▸ Record excerpts:
■ ■ ■ ■ ■
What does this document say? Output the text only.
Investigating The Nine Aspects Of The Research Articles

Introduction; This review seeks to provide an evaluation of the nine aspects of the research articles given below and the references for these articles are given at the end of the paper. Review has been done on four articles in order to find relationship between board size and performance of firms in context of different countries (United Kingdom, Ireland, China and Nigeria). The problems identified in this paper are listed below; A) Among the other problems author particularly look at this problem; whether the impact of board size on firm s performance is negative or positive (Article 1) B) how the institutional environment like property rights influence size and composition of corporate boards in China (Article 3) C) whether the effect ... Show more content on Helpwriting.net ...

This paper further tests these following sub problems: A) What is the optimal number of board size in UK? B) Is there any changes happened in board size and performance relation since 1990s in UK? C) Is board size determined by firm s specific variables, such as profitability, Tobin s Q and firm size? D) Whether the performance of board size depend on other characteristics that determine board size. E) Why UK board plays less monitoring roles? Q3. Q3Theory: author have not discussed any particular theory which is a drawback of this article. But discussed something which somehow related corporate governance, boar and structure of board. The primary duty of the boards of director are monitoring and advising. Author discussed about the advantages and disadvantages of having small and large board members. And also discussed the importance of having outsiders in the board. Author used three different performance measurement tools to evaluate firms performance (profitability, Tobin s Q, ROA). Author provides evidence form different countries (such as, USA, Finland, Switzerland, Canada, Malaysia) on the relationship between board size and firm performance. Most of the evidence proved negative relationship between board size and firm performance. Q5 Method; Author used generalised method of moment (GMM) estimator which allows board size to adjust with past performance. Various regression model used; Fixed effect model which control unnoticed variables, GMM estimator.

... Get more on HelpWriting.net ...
■ ■ ■ ■ ■
▸ Your objective: Pull out the lines above in which the word "more" appears.

▸ Solution to this exercise:
Introduction; This review seeks to provide an evaluation of the nine aspects of the research articles given below and the references for these articles are given at the end of the paper. Review has been done on four articles in order to find relationship between board size and performance of firms in context of different countries (United Kingdom, Ireland, China and Nigeria). The problems identified in this paper are listed below; A) Among the other problems author particularly look at this problem; whether the impact of board size on firm s performance is negative or positive (Article 1) B) how the institutional environment like property rights influence size and composition of corporate boards in China (Article 3) C) whether the effect ... Show more content on Helpwriting.net ...
... Get more on HelpWriting.net ...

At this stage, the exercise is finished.